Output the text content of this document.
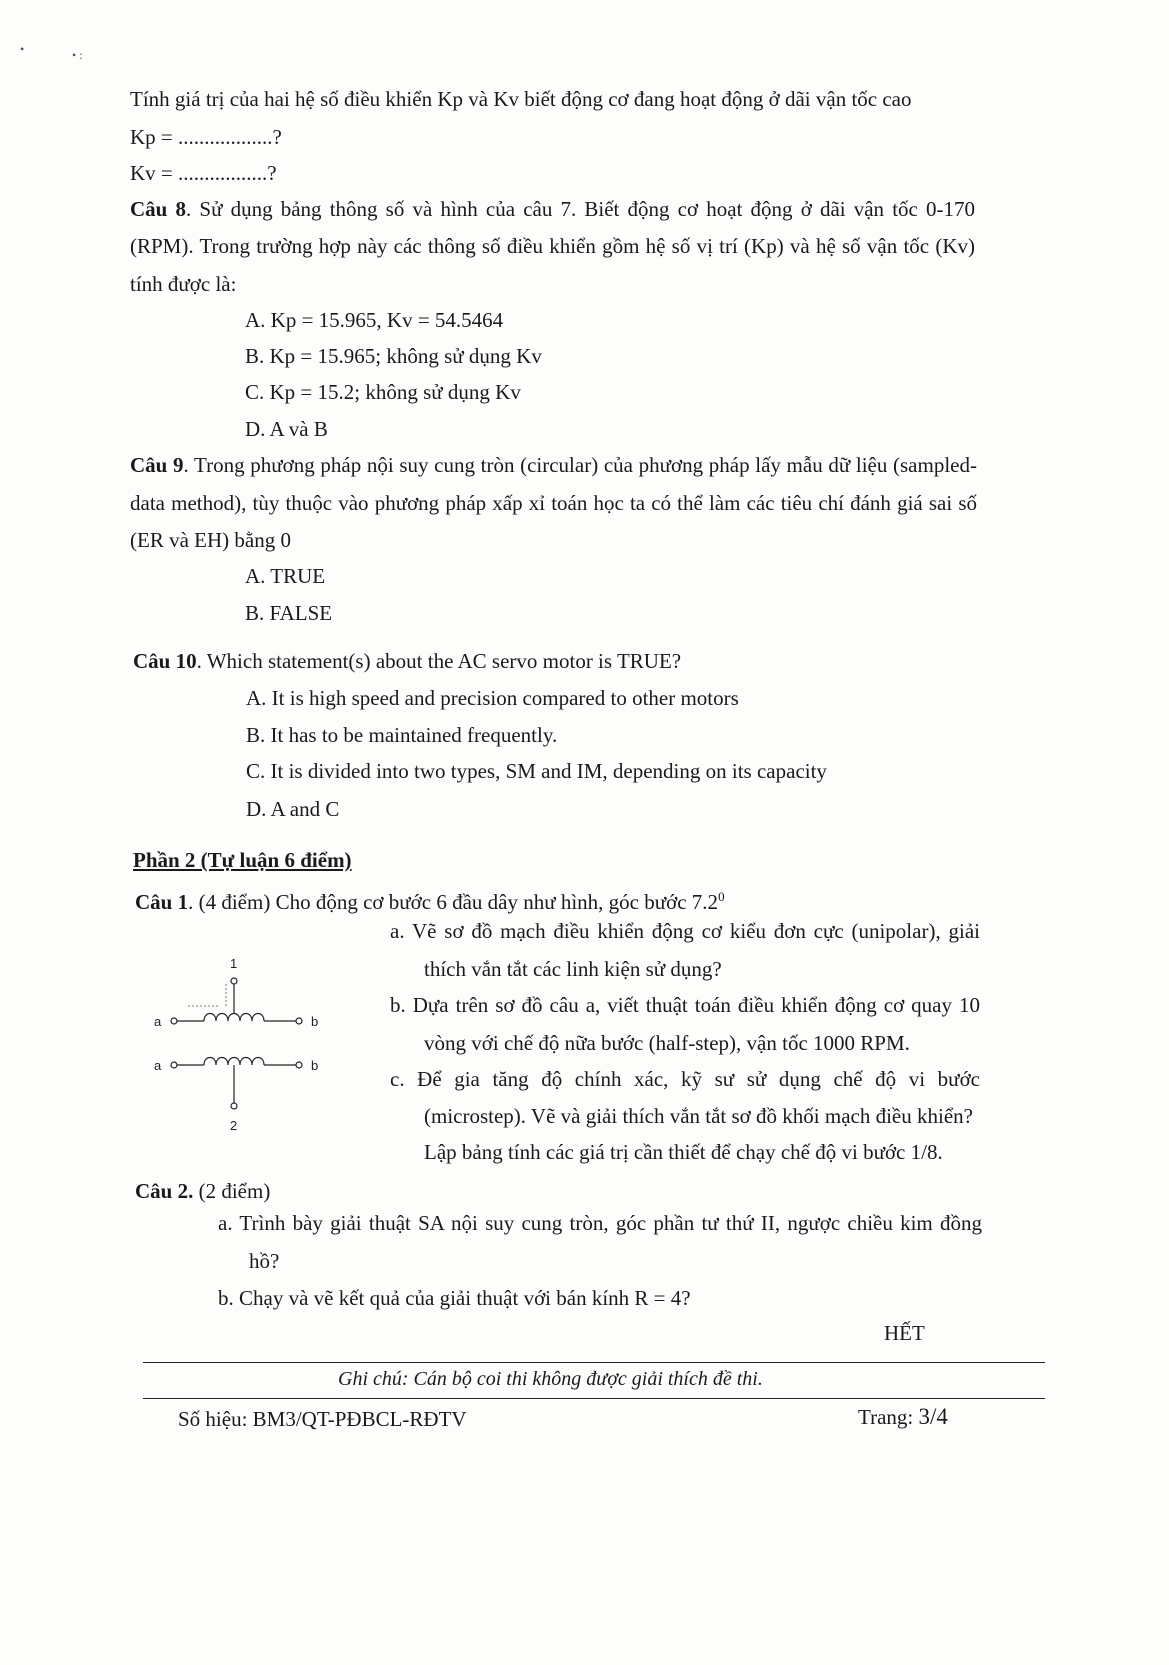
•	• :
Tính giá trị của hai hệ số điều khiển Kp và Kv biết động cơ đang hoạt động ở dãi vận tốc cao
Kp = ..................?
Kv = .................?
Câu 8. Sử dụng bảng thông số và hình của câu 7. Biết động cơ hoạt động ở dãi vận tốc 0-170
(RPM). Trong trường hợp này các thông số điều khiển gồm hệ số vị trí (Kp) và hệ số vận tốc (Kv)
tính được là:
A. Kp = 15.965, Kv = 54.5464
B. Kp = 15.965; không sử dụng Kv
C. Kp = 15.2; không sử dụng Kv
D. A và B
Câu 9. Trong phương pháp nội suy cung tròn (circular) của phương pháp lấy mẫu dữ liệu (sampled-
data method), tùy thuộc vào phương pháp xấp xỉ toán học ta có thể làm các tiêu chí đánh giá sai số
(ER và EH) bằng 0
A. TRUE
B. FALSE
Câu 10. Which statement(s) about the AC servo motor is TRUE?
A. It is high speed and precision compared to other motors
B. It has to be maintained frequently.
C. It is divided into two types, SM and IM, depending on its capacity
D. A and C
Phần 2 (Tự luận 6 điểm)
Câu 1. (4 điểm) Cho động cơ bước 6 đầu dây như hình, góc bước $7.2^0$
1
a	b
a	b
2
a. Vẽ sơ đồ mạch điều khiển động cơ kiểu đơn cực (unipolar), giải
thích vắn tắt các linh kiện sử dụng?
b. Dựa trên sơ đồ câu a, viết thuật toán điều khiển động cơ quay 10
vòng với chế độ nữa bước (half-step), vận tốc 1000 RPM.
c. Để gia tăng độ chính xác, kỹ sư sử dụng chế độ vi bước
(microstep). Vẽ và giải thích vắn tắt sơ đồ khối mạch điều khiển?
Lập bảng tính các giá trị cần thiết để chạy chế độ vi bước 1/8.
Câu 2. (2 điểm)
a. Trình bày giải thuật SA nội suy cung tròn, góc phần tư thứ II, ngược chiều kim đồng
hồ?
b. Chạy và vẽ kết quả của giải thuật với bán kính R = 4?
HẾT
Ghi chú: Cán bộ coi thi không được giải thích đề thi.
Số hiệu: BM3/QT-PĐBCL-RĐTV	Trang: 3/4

——————————

Reproduce the full listing faithfully, but do not carry over any pictures.

Output the text content of this document.
•	• :
Tính giá trị của hai hệ số điều khiển Kp và Kv biết động cơ đang hoạt động ở dãi vận tốc cao
Kp = ..................?
Kv = .................?
Câu 8. Sử dụng bảng thông số và hình của câu 7. Biết động cơ hoạt động ở dãi vận tốc 0-170
(RPM). Trong trường hợp này các thông số điều khiển gồm hệ số vị trí (Kp) và hệ số vận tốc (Kv)
tính được là:
A. Kp = 15.965, Kv = 54.5464
B. Kp = 15.965; không sử dụng Kv
C. Kp = 15.2; không sử dụng Kv
D. A và B
Câu 9. Trong phương pháp nội suy cung tròn (circular) của phương pháp lấy mẫu dữ liệu (sampled-
data method), tùy thuộc vào phương pháp xấp xỉ toán học ta có thể làm các tiêu chí đánh giá sai số
(ER và EH) bằng 0
A. TRUE
B. FALSE
Câu 10. Which statement(s) about the AC servo motor is TRUE?
A. It is high speed and precision compared to other motors
B. It has to be maintained frequently.
C. It is divided into two types, SM and IM, depending on its capacity
D. A and C
Phần 2 (Tự luận 6 điểm)
Câu 1. (4 điểm) Cho động cơ bước 6 đầu dây như hình, góc bước $7.2^0$
1
a	b
a	b
2
a. Vẽ sơ đồ mạch điều khiển động cơ kiểu đơn cực (unipolar), giải
thích vắn tắt các linh kiện sử dụng?
b. Dựa trên sơ đồ câu a, viết thuật toán điều khiển động cơ quay 10
vòng với chế độ nữa bước (half-step), vận tốc 1000 RPM.
c. Để gia tăng độ chính xác, kỹ sư sử dụng chế độ vi bước
(microstep). Vẽ và giải thích vắn tắt sơ đồ khối mạch điều khiển?
Lập bảng tính các giá trị cần thiết để chạy chế độ vi bước 1/8.
Câu 2. (2 điểm)
a. Trình bày giải thuật SA nội suy cung tròn, góc phần tư thứ II, ngược chiều kim đồng
hồ?
b. Chạy và vẽ kết quả của giải thuật với bán kính R = 4?
HẾT
Ghi chú: Cán bộ coi thi không được giải thích đề thi.
Số hiệu: BM3/QT-PĐBCL-RĐTV	Trang: 3/4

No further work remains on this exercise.